What is expected: Duplicate every line of the records below, keeping each character unchanged.

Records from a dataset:
## START

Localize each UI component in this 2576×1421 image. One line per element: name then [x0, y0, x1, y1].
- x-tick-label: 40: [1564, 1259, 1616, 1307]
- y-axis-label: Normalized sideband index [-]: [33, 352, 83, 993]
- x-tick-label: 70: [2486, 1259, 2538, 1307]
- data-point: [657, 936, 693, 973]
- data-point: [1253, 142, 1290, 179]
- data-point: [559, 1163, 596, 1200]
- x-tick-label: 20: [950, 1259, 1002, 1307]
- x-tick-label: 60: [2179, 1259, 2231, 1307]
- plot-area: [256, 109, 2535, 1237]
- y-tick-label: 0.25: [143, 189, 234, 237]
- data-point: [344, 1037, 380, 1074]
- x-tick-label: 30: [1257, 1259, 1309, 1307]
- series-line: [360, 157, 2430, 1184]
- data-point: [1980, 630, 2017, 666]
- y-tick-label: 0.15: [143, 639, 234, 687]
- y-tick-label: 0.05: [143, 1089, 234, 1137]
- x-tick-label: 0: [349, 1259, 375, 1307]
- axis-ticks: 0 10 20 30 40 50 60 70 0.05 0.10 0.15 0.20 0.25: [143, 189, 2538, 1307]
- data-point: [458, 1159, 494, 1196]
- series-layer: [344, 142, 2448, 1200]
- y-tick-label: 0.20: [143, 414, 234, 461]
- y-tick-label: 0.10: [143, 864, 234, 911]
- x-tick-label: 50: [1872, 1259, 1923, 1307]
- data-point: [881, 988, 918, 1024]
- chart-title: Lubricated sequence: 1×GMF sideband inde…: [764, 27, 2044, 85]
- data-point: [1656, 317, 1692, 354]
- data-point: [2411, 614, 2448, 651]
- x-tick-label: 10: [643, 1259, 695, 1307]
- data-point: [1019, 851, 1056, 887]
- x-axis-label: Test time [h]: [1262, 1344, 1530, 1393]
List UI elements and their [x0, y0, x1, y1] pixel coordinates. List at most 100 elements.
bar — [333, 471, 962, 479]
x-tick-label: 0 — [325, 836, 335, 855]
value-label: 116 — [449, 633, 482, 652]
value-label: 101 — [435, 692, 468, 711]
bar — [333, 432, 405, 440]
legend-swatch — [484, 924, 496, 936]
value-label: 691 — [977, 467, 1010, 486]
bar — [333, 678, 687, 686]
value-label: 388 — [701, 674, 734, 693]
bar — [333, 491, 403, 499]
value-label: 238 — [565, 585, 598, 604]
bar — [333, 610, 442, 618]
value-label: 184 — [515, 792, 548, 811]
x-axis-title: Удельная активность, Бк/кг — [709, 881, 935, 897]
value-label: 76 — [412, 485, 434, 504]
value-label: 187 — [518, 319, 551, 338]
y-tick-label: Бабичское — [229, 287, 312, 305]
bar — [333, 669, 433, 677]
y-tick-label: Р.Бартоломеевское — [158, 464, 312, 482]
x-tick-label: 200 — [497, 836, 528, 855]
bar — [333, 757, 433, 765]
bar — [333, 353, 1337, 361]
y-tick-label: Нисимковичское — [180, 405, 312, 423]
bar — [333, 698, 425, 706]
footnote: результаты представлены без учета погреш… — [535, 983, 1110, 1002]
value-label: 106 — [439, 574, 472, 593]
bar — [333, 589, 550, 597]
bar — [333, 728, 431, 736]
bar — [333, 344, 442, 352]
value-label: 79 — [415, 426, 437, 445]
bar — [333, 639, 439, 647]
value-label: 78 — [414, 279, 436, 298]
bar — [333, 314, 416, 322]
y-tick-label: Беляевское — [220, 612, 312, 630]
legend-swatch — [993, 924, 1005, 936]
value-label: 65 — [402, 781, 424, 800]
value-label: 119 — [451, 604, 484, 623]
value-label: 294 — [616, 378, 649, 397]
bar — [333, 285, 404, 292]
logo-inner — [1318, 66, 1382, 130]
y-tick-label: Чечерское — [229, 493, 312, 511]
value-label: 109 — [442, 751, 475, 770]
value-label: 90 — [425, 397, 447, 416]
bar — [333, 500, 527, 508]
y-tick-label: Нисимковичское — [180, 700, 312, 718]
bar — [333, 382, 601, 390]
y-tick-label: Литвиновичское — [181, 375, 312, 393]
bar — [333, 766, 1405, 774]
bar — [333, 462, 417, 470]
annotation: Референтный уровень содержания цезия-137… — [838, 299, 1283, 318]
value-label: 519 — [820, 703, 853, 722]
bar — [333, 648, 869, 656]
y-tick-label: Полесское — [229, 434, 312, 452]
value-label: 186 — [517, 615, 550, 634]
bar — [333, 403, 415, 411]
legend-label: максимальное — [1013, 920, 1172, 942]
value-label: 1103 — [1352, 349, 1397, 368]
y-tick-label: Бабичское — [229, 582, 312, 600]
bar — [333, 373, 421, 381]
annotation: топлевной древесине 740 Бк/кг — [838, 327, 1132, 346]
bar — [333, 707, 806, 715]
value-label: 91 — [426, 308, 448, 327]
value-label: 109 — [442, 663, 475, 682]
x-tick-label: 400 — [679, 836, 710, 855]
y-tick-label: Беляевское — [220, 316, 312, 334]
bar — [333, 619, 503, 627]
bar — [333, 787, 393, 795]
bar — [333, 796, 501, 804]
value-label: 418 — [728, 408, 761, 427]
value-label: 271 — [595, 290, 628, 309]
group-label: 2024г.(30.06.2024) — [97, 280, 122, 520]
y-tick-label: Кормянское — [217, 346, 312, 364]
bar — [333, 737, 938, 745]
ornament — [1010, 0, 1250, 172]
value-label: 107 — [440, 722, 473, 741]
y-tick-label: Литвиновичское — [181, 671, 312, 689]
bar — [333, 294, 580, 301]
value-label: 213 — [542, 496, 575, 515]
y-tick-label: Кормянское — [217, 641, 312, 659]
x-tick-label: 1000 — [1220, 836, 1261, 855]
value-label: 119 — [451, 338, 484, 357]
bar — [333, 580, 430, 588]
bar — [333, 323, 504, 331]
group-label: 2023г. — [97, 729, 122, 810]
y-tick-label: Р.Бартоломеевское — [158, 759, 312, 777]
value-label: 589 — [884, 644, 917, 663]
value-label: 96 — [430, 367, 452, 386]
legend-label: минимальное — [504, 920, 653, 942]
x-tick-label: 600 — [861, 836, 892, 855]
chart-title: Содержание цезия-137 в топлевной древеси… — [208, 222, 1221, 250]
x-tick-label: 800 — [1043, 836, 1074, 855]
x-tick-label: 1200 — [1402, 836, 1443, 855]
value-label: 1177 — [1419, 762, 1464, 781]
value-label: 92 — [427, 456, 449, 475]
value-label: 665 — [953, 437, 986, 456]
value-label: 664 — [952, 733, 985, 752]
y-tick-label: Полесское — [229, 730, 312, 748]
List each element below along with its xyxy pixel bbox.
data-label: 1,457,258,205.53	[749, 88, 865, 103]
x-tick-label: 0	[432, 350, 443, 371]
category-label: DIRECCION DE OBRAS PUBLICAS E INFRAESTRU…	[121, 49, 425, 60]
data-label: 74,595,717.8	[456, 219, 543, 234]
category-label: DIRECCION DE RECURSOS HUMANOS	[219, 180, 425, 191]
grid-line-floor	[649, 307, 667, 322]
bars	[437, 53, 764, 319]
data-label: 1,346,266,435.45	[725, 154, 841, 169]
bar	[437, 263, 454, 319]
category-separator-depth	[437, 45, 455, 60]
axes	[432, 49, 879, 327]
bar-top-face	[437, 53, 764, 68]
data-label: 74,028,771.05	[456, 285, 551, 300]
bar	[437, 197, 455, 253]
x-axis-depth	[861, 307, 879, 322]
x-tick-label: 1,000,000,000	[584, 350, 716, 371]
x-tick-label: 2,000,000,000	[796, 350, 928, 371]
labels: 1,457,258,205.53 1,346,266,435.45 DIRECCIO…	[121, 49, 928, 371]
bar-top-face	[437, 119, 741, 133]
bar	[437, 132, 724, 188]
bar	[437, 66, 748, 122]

## END

Worked answer:
Localize each UI component in this 2576×1421 image. One line per element: name then [x0, y0, x1, y1].
- x-tick-label: 40: [1564, 1259, 1616, 1307]
- y-axis-label: Normalized sideband index [-]: [33, 352, 83, 993]
- x-tick-label: 70: [2486, 1259, 2538, 1307]
- data-point: [657, 936, 693, 973]
- data-point: [1253, 142, 1290, 179]
- data-point: [559, 1163, 596, 1200]
- x-tick-label: 20: [950, 1259, 1002, 1307]
- x-tick-label: 60: [2179, 1259, 2231, 1307]
- plot-area: [256, 109, 2535, 1237]
- y-tick-label: 0.25: [143, 189, 234, 237]
- data-point: [344, 1037, 380, 1074]
- x-tick-label: 30: [1257, 1259, 1309, 1307]
- series-line: [360, 157, 2430, 1184]
- data-point: [1980, 630, 2017, 666]
- y-tick-label: 0.15: [143, 639, 234, 687]
- y-tick-label: 0.05: [143, 1089, 234, 1137]
- x-tick-label: 0: [349, 1259, 375, 1307]
- axis-ticks: 0 10 20 30 40 50 60 70 0.05 0.10 0.15 0.20 0.25: [143, 189, 2538, 1307]
- data-point: [458, 1159, 494, 1196]
- series-layer: [344, 142, 2448, 1200]
- y-tick-label: 0.20: [143, 414, 234, 461]
- y-tick-label: 0.10: [143, 864, 234, 911]
- x-tick-label: 50: [1872, 1259, 1923, 1307]
- data-point: [881, 988, 918, 1024]
- chart-title: Lubricated sequence: 1×GMF sideband inde…: [764, 27, 2044, 85]
- data-point: [1656, 317, 1692, 354]
- data-point: [2411, 614, 2448, 651]
- x-tick-label: 10: [643, 1259, 695, 1307]
- data-point: [1019, 851, 1056, 887]
- x-axis-label: Test time [h]: [1262, 1344, 1530, 1393]
List UI elements and their [x0, y0, x1, y1] pixel coordinates. List at most 100 elements.
bar — [333, 471, 962, 479]
x-tick-label: 0 — [325, 836, 335, 855]
value-label: 116 — [449, 633, 482, 652]
value-label: 101 — [435, 692, 468, 711]
bar — [333, 432, 405, 440]
legend-swatch — [484, 924, 496, 936]
value-label: 691 — [977, 467, 1010, 486]
bar — [333, 678, 687, 686]
value-label: 388 — [701, 674, 734, 693]
bar — [333, 491, 403, 499]
value-label: 238 — [565, 585, 598, 604]
bar — [333, 610, 442, 618]
value-label: 184 — [515, 792, 548, 811]
x-axis-title: Удельная активность, Бк/кг — [709, 881, 935, 897]
value-label: 76 — [412, 485, 434, 504]
value-label: 187 — [518, 319, 551, 338]
y-tick-label: Бабичское — [229, 287, 312, 305]
bar — [333, 669, 433, 677]
y-tick-label: Р.Бартоломеевское — [158, 464, 312, 482]
x-tick-label: 200 — [497, 836, 528, 855]
bar — [333, 757, 433, 765]
bar — [333, 353, 1337, 361]
y-tick-label: Нисимковичское — [180, 405, 312, 423]
bar — [333, 698, 425, 706]
footnote: результаты представлены без учета погреш… — [535, 983, 1110, 1002]
value-label: 106 — [439, 574, 472, 593]
bar — [333, 589, 550, 597]
bar — [333, 728, 431, 736]
bar — [333, 344, 442, 352]
value-label: 79 — [415, 426, 437, 445]
bar — [333, 639, 439, 647]
value-label: 78 — [414, 279, 436, 298]
bar — [333, 314, 416, 322]
y-tick-label: Беляевское — [220, 612, 312, 630]
legend-swatch — [993, 924, 1005, 936]
value-label: 65 — [402, 781, 424, 800]
value-label: 119 — [451, 604, 484, 623]
value-label: 294 — [616, 378, 649, 397]
bar — [333, 285, 404, 292]
logo-inner — [1318, 66, 1382, 130]
y-tick-label: Чечерское — [229, 493, 312, 511]
value-label: 109 — [442, 751, 475, 770]
value-label: 90 — [425, 397, 447, 416]
bar — [333, 500, 527, 508]
y-tick-label: Нисимковичское — [180, 700, 312, 718]
bar — [333, 382, 601, 390]
y-tick-label: Литвиновичское — [181, 375, 312, 393]
bar — [333, 766, 1405, 774]
bar — [333, 462, 417, 470]
annotation: Референтный уровень содержания цезия-137… — [838, 299, 1283, 318]
value-label: 519 — [820, 703, 853, 722]
bar — [333, 648, 869, 656]
y-tick-label: Полесское — [229, 434, 312, 452]
value-label: 186 — [517, 615, 550, 634]
bar — [333, 403, 415, 411]
legend-label: максимальное — [1013, 920, 1172, 942]
value-label: 1103 — [1352, 349, 1397, 368]
y-tick-label: Бабичское — [229, 582, 312, 600]
bar — [333, 373, 421, 381]
annotation: топлевной древесине 740 Бк/кг — [838, 327, 1132, 346]
bar — [333, 707, 806, 715]
value-label: 91 — [426, 308, 448, 327]
value-label: 109 — [442, 663, 475, 682]
x-tick-label: 400 — [679, 836, 710, 855]
y-tick-label: Беляевское — [220, 316, 312, 334]
bar — [333, 619, 503, 627]
bar — [333, 787, 393, 795]
bar — [333, 796, 501, 804]
value-label: 418 — [728, 408, 761, 427]
value-label: 271 — [595, 290, 628, 309]
group-label: 2024г.(30.06.2024) — [97, 280, 122, 520]
y-tick-label: Кормянское — [217, 346, 312, 364]
bar — [333, 737, 938, 745]
ornament — [1010, 0, 1250, 172]
value-label: 107 — [440, 722, 473, 741]
y-tick-label: Литвиновичское — [181, 671, 312, 689]
bar — [333, 294, 580, 301]
value-label: 213 — [542, 496, 575, 515]
y-tick-label: Кормянское — [217, 641, 312, 659]
x-tick-label: 1000 — [1220, 836, 1261, 855]
value-label: 119 — [451, 338, 484, 357]
bar — [333, 580, 430, 588]
bar — [333, 323, 504, 331]
group-label: 2023г. — [97, 729, 122, 810]
y-tick-label: Р.Бартоломеевское — [158, 759, 312, 777]
value-label: 589 — [884, 644, 917, 663]
value-label: 96 — [430, 367, 452, 386]
legend-label: минимальное — [504, 920, 653, 942]
x-tick-label: 600 — [861, 836, 892, 855]
chart-title: Содержание цезия-137 в топлевной древеси… — [208, 222, 1221, 250]
x-tick-label: 800 — [1043, 836, 1074, 855]
x-tick-label: 1200 — [1402, 836, 1443, 855]
value-label: 1177 — [1419, 762, 1464, 781]
value-label: 92 — [427, 456, 449, 475]
value-label: 665 — [953, 437, 986, 456]
value-label: 664 — [952, 733, 985, 752]
y-tick-label: Полесское — [229, 730, 312, 748]
List each element below along with its xyxy pixel bbox.
data-label: 1,457,258,205.53	[749, 88, 865, 103]
x-tick-label: 0	[432, 350, 443, 371]
category-label: DIRECCION DE OBRAS PUBLICAS E INFRAESTRU…	[121, 49, 425, 60]
data-label: 74,595,717.8	[456, 219, 543, 234]
category-label: DIRECCION DE RECURSOS HUMANOS	[219, 180, 425, 191]
grid-line-floor	[649, 307, 667, 322]
bars	[437, 53, 764, 319]
data-label: 1,346,266,435.45	[725, 154, 841, 169]
bar	[437, 263, 454, 319]
category-separator-depth	[437, 45, 455, 60]
axes	[432, 49, 879, 327]
bar-top-face	[437, 53, 764, 68]
data-label: 74,028,771.05	[456, 285, 551, 300]
bar	[437, 197, 455, 253]
x-axis-depth	[861, 307, 879, 322]
x-tick-label: 1,000,000,000	[584, 350, 716, 371]
x-tick-label: 2,000,000,000	[796, 350, 928, 371]
labels: 1,457,258,205.53 1,346,266,435.45 DIRECCIO…	[121, 49, 928, 371]
bar-top-face	[437, 119, 741, 133]
bar	[437, 132, 724, 188]
bar	[437, 66, 748, 122]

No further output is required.